-- begin --
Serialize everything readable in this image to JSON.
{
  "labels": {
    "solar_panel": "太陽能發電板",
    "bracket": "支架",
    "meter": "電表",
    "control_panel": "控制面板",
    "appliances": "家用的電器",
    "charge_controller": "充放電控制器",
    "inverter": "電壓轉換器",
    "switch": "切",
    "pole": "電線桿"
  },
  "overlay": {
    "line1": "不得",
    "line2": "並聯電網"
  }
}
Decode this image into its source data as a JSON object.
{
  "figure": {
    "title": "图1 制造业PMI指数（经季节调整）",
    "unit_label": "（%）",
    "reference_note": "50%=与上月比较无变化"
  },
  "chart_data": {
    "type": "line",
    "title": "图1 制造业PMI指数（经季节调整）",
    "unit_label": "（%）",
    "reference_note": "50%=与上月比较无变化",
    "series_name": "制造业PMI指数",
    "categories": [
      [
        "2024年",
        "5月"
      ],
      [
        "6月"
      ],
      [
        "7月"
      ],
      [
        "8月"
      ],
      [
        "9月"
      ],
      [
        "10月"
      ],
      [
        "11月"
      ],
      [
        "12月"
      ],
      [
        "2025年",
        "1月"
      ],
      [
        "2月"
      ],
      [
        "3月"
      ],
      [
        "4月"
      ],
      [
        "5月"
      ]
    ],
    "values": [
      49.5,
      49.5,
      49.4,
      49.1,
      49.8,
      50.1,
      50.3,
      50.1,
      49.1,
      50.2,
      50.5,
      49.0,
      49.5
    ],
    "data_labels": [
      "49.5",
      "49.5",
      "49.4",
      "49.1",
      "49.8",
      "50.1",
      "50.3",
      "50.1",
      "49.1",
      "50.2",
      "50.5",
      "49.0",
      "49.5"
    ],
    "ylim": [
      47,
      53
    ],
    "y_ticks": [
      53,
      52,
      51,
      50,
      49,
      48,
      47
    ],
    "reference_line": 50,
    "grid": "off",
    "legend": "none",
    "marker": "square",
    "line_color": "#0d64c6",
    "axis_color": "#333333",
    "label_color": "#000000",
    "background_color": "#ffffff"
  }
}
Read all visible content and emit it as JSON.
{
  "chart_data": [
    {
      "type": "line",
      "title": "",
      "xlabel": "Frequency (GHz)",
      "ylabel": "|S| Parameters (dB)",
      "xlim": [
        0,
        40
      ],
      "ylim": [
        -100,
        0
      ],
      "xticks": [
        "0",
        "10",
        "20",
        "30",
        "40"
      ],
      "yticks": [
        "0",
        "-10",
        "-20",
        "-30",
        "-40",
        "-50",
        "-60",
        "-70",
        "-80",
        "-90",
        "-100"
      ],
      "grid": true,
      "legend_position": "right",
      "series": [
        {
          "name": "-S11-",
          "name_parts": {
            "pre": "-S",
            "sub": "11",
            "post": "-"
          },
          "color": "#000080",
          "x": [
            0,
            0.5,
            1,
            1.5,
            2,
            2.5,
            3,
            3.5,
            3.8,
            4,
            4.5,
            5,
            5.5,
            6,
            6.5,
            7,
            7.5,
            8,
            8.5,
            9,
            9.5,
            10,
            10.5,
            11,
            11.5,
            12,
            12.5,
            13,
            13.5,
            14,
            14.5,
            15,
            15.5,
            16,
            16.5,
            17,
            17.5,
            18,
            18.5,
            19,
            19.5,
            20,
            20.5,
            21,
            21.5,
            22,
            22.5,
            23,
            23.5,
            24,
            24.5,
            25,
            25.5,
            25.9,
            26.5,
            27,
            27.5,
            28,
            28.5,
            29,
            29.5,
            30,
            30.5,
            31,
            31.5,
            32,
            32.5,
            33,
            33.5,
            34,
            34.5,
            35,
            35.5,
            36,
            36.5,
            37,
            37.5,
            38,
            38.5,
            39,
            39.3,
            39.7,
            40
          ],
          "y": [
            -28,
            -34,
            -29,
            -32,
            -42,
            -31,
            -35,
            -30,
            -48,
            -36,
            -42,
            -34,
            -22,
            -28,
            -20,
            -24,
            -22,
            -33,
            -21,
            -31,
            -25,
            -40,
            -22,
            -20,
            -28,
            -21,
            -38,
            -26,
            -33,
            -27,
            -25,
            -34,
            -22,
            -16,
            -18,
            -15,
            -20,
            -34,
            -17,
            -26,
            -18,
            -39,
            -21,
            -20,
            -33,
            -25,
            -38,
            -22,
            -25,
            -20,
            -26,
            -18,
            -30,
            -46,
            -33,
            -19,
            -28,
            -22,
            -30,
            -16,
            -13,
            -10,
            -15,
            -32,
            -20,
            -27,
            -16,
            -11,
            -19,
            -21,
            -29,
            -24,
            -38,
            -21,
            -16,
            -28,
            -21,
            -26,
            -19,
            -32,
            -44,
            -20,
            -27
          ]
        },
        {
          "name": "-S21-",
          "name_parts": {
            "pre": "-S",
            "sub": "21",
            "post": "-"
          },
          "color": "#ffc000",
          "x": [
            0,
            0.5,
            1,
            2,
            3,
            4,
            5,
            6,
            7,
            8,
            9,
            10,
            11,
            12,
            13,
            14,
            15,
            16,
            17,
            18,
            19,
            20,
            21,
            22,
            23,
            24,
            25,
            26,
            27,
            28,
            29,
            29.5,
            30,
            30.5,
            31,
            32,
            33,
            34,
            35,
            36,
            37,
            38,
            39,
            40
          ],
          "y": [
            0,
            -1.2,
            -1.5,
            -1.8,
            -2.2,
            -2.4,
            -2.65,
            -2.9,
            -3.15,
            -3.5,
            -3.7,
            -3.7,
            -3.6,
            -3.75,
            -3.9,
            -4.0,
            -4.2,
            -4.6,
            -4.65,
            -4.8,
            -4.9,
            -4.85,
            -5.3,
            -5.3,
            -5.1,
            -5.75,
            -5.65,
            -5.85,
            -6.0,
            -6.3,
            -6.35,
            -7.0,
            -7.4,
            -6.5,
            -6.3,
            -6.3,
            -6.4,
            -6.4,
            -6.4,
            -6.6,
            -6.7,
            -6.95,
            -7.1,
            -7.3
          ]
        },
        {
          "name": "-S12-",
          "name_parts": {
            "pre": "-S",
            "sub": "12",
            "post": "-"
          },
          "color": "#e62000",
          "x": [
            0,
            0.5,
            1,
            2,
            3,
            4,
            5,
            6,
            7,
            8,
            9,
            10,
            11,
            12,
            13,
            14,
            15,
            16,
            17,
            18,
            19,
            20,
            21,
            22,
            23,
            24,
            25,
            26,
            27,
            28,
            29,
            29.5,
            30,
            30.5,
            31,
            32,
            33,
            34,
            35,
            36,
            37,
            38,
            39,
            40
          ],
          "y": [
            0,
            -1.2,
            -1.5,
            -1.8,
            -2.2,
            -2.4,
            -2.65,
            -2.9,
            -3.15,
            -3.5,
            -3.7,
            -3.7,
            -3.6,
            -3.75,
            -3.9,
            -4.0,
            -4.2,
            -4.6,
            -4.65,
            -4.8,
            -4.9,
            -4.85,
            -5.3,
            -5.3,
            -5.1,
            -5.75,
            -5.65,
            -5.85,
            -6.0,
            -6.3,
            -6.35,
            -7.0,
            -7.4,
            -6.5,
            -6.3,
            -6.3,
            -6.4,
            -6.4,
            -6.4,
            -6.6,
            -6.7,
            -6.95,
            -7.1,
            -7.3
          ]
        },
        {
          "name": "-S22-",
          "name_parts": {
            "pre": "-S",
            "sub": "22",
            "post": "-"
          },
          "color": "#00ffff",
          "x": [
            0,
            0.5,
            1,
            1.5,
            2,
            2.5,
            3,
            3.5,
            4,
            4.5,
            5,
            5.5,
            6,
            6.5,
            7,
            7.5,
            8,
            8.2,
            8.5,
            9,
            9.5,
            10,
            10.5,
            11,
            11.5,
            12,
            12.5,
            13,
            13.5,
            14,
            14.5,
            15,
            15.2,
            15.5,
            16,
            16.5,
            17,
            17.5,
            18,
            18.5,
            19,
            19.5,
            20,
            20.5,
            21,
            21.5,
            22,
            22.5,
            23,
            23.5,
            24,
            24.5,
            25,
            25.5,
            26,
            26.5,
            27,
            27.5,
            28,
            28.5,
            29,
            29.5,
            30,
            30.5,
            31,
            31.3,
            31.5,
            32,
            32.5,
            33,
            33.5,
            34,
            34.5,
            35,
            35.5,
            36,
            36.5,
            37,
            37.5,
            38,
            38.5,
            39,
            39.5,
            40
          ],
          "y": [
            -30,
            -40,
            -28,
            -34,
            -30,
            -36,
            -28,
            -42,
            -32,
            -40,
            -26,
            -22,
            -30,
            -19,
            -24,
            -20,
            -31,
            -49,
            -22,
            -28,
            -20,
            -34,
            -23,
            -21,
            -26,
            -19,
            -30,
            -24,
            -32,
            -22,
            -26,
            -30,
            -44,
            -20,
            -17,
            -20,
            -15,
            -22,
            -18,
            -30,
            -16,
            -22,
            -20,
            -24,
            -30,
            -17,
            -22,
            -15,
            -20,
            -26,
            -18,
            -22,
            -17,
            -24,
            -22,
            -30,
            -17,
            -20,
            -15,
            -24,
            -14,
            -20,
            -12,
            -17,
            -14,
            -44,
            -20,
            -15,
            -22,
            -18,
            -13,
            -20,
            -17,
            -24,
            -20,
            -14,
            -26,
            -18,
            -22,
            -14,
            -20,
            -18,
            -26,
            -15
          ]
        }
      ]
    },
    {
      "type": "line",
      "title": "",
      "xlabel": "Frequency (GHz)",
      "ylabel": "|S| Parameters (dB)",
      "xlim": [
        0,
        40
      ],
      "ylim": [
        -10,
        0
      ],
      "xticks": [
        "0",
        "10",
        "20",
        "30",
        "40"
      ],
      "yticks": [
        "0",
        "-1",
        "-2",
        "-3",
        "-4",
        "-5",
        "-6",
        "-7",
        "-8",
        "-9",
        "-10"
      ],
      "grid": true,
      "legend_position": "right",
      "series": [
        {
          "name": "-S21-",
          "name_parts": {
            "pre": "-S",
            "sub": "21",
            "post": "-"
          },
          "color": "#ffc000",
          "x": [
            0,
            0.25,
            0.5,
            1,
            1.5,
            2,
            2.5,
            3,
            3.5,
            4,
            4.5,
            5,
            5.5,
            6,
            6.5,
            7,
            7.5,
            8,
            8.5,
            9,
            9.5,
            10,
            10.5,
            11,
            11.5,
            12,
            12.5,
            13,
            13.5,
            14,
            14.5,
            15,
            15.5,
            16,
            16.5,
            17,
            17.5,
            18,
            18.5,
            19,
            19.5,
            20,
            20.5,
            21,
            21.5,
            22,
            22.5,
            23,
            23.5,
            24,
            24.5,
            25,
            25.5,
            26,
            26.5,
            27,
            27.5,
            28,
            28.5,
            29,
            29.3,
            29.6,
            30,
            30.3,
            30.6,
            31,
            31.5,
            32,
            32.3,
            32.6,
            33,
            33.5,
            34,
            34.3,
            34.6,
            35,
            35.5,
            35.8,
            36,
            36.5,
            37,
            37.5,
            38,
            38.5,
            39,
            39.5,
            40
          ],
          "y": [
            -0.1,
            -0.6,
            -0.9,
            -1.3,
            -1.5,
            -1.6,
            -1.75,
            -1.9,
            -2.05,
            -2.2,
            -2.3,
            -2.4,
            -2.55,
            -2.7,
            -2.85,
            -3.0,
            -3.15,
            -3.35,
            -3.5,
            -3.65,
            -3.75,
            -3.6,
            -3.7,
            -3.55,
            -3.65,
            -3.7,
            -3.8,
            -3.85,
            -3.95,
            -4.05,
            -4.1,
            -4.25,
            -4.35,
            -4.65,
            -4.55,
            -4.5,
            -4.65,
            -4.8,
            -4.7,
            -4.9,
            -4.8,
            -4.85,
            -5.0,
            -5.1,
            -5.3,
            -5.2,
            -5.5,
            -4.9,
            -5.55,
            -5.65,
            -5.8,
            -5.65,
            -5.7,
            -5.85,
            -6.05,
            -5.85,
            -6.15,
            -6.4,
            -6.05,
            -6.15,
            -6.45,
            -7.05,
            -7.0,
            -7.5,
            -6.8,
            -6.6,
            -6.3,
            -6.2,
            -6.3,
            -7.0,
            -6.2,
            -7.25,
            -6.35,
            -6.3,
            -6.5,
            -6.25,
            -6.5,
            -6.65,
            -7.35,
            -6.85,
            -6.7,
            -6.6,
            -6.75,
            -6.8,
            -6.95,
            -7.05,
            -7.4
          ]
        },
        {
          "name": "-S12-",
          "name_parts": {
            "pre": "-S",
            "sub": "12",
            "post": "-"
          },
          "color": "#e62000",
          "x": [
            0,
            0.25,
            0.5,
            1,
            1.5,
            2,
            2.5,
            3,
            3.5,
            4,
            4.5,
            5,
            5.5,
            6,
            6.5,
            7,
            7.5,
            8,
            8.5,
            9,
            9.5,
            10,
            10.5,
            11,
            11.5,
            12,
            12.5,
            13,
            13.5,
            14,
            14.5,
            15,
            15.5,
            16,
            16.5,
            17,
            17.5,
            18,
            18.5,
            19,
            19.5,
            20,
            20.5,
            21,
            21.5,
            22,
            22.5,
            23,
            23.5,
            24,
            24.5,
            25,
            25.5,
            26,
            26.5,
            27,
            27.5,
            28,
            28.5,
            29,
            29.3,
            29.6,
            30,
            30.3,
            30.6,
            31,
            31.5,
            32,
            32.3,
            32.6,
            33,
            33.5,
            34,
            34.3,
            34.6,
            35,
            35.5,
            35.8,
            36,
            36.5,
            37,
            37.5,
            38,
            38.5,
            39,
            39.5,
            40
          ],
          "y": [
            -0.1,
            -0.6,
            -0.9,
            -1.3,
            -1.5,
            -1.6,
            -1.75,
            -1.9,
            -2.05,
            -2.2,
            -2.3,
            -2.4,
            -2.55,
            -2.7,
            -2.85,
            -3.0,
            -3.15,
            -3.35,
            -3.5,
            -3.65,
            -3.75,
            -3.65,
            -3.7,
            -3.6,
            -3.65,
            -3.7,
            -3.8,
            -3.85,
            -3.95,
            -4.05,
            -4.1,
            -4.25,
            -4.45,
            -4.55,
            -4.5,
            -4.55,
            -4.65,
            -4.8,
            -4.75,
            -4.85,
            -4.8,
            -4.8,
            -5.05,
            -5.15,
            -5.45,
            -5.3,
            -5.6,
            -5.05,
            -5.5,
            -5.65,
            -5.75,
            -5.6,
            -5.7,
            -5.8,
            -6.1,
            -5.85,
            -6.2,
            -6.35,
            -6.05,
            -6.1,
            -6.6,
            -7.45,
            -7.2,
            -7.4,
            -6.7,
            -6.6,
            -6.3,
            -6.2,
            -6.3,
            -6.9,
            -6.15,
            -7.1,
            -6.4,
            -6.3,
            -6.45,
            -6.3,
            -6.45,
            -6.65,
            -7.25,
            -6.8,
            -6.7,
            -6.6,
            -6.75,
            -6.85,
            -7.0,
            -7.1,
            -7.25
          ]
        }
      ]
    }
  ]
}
-- end --
Objective:
Count the lines of the data that include the string "this", and give only that number.

Final result:
2